═════ DATASET ENTRIES

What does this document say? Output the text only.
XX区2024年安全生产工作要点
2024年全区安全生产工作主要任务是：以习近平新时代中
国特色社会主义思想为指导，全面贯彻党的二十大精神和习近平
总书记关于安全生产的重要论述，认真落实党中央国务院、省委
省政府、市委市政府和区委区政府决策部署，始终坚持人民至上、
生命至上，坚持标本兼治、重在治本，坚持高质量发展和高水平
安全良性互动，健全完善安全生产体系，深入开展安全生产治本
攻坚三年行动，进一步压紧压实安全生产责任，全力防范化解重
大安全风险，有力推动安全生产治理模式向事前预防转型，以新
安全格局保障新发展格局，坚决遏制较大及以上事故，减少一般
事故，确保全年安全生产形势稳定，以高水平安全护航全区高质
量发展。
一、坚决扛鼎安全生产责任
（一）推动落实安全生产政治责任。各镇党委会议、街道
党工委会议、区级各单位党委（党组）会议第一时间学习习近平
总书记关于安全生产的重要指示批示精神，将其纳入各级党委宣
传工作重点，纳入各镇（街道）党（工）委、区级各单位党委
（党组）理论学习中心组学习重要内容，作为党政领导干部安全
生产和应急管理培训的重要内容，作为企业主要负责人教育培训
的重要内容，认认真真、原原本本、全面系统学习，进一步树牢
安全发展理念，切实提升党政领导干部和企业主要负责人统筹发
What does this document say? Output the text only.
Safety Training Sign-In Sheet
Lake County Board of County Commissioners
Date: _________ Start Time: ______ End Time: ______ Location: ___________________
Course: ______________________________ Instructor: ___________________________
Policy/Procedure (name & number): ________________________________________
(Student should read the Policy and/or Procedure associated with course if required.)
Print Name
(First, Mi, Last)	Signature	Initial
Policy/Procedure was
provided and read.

══════════

Copy each line holding the word "区级各单位党委" from the listing above.

党工委会议、区级各单位党委（党组）会议第一时间学习习近平
传工作重点，纳入各镇（街道）党（工）委、区级各单位党委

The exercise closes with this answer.